### Material provided
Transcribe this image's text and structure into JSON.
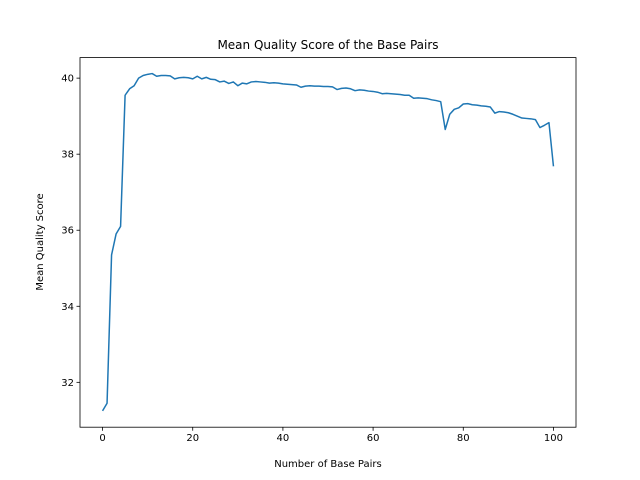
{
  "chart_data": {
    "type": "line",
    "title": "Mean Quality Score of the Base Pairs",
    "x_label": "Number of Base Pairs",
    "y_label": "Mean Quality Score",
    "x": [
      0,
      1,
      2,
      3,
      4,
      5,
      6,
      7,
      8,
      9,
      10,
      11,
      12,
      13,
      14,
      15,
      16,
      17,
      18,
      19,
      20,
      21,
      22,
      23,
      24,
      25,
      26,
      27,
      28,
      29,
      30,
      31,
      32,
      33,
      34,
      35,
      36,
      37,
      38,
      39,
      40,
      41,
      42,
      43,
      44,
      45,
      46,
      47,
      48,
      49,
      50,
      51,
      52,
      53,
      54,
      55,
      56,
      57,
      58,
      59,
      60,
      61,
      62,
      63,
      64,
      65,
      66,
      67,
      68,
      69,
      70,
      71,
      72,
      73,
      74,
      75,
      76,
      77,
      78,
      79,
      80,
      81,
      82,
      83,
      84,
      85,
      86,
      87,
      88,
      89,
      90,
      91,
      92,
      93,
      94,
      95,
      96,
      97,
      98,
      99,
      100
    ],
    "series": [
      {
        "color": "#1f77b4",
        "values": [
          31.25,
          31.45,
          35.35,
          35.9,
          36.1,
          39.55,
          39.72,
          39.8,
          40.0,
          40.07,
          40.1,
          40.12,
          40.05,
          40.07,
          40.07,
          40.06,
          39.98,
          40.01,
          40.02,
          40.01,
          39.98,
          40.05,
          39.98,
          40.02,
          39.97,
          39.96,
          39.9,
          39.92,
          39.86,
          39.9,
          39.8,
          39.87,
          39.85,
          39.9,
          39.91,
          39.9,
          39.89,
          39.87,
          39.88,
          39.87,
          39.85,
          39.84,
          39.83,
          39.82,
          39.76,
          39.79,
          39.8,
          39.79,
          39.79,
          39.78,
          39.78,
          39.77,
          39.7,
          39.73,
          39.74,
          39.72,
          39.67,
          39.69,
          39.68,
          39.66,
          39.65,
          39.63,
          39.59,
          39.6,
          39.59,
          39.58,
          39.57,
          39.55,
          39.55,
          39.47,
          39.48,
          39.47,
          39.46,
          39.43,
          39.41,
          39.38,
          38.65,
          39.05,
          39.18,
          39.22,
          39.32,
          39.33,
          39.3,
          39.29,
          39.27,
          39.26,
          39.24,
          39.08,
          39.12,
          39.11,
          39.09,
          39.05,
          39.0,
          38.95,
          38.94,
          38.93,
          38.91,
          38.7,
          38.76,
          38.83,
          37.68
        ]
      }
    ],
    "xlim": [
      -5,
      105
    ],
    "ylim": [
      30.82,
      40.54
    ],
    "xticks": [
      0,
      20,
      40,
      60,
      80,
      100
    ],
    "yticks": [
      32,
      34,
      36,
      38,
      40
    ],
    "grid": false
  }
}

---

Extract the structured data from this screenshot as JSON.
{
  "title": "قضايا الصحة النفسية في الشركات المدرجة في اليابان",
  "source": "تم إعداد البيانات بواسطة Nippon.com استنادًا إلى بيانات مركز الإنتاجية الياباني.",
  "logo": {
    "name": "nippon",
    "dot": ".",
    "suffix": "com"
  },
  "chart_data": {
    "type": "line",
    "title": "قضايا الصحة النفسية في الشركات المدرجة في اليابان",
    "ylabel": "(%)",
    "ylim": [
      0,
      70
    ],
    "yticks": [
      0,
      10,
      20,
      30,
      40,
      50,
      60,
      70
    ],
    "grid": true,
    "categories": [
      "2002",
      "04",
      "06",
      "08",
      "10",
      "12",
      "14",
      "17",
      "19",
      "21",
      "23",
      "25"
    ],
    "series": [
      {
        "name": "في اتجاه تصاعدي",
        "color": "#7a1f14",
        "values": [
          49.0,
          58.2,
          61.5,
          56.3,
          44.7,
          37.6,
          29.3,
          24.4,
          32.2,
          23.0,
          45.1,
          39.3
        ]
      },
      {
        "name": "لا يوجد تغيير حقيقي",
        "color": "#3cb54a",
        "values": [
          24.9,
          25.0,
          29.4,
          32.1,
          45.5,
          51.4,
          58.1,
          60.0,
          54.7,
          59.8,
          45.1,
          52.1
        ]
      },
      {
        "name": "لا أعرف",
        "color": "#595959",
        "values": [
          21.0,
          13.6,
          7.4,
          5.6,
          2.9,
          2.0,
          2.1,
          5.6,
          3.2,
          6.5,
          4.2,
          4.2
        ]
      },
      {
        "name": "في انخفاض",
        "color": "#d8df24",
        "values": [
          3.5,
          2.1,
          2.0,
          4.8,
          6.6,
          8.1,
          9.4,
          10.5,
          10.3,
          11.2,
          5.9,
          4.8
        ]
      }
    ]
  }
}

### Set task
Every line that holds the word "قضايا" should be extracted.

### Correct output
  "title": "قضايا الصحة النفسية في الشركات المدرجة في اليابان",
    "title": "قضايا الصحة النفسية في الشركات المدرجة في اليابان",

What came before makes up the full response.